### Data shown
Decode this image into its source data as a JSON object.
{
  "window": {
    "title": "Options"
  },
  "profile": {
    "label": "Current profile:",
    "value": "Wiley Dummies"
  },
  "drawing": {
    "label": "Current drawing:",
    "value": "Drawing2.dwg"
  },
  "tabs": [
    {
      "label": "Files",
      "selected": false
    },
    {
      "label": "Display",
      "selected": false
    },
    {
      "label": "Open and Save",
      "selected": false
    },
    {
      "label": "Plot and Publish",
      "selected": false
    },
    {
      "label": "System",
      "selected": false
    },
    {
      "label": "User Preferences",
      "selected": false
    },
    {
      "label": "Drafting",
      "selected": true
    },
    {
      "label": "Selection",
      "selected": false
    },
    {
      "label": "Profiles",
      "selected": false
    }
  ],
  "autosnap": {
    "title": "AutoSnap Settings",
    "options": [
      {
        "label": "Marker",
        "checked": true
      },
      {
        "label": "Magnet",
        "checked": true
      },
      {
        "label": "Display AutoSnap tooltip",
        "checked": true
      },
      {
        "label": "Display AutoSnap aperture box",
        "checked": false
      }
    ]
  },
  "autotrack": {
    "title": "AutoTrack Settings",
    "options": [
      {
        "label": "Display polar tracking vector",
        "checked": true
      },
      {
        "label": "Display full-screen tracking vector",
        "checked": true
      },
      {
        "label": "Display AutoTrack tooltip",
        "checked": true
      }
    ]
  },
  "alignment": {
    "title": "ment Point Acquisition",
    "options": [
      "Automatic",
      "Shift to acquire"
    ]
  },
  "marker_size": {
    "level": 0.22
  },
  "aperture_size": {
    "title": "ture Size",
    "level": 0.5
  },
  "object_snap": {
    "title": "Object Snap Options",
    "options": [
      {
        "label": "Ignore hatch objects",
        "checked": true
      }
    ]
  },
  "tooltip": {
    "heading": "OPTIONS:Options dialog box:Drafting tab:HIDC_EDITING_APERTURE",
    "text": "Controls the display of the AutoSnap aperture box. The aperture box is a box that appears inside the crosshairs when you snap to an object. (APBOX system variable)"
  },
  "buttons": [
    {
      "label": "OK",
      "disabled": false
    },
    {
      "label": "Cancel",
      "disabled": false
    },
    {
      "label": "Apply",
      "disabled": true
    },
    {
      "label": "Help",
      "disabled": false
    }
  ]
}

### Exercise instructions
Print the records above exactly as they appear.

### Completed exercise
Decode this image into its source data as a JSON object.
{
  "window": {
    "title": "Options"
  },
  "profile": {
    "label": "Current profile:",
    "value": "Wiley Dummies"
  },
  "drawing": {
    "label": "Current drawing:",
    "value": "Drawing2.dwg"
  },
  "tabs": [
    {
      "label": "Files",
      "selected": false
    },
    {
      "label": "Display",
      "selected": false
    },
    {
      "label": "Open and Save",
      "selected": false
    },
    {
      "label": "Plot and Publish",
      "selected": false
    },
    {
      "label": "System",
      "selected": false
    },
    {
      "label": "User Preferences",
      "selected": false
    },
    {
      "label": "Drafting",
      "selected": true
    },
    {
      "label": "Selection",
      "selected": false
    },
    {
      "label": "Profiles",
      "selected": false
    }
  ],
  "autosnap": {
    "title": "AutoSnap Settings",
    "options": [
      {
        "label": "Marker",
        "checked": true
      },
      {
        "label": "Magnet",
        "checked": true
      },
      {
        "label": "Display AutoSnap tooltip",
        "checked": true
      },
      {
        "label": "Display AutoSnap aperture box",
        "checked": false
      }
    ]
  },
  "autotrack": {
    "title": "AutoTrack Settings",
    "options": [
      {
        "label": "Display polar tracking vector",
        "checked": true
      },
      {
        "label": "Display full-screen tracking vector",
        "checked": true
      },
      {
        "label": "Display AutoTrack tooltip",
        "checked": true
      }
    ]
  },
  "alignment": {
    "title": "ment Point Acquisition",
    "options": [
      "Automatic",
      "Shift to acquire"
    ]
  },
  "marker_size": {
    "level": 0.22
  },
  "aperture_size": {
    "title": "ture Size",
    "level": 0.5
  },
  "object_snap": {
    "title": "Object Snap Options",
    "options": [
      {
        "label": "Ignore hatch objects",
        "checked": true
      }
    ]
  },
  "tooltip": {
    "heading": "OPTIONS:Options dialog box:Drafting tab:HIDC_EDITING_APERTURE",
    "text": "Controls the display of the AutoSnap aperture box. The aperture box is a box that appears inside the crosshairs when you snap to an object. (APBOX system variable)"
  },
  "buttons": [
    {
      "label": "OK",
      "disabled": false
    },
    {
      "label": "Cancel",
      "disabled": false
    },
    {
      "label": "Apply",
      "disabled": true
    },
    {
      "label": "Help",
      "disabled": false
    }
  ]
}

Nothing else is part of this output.